== Records shown ==

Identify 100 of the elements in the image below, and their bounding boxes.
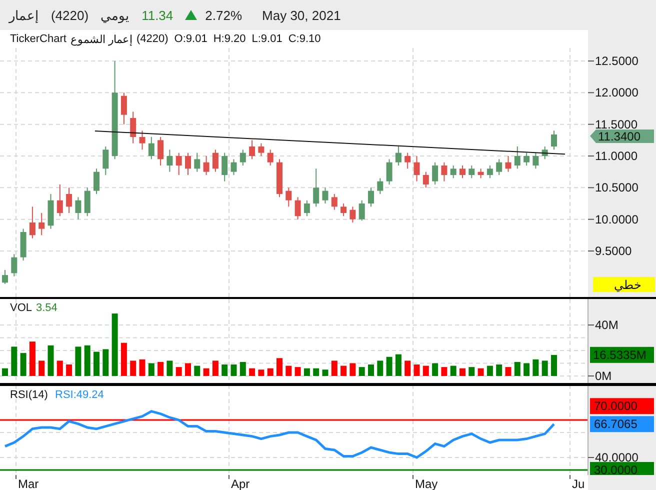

===
== Records shown ==

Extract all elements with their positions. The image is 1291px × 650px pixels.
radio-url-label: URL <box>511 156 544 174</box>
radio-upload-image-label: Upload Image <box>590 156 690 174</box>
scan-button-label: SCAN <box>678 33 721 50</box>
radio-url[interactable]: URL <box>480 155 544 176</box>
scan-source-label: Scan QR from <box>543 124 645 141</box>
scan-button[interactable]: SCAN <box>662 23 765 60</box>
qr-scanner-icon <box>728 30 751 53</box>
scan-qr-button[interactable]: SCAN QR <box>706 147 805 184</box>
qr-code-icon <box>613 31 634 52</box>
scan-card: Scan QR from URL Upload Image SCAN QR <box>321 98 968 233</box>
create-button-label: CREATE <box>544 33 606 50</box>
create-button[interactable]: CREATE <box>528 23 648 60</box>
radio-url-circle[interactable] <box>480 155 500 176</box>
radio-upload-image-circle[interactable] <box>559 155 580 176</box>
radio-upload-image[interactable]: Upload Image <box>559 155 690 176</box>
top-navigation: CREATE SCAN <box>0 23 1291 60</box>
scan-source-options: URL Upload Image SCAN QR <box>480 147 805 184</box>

===

# To do
Copy out, unchanged, every line above from the one containing "Extract all elements" down to the one containing "scan-button-label: SCAN <box>678", including both of those lines.

# Solution to the exercise
Extract all elements with their positions. The image is 1291px × 650px pixels.
radio-url-label: URL <box>511 156 544 174</box>
radio-upload-image-label: Upload Image <box>590 156 690 174</box>
scan-button-label: SCAN <box>678 33 721 50</box>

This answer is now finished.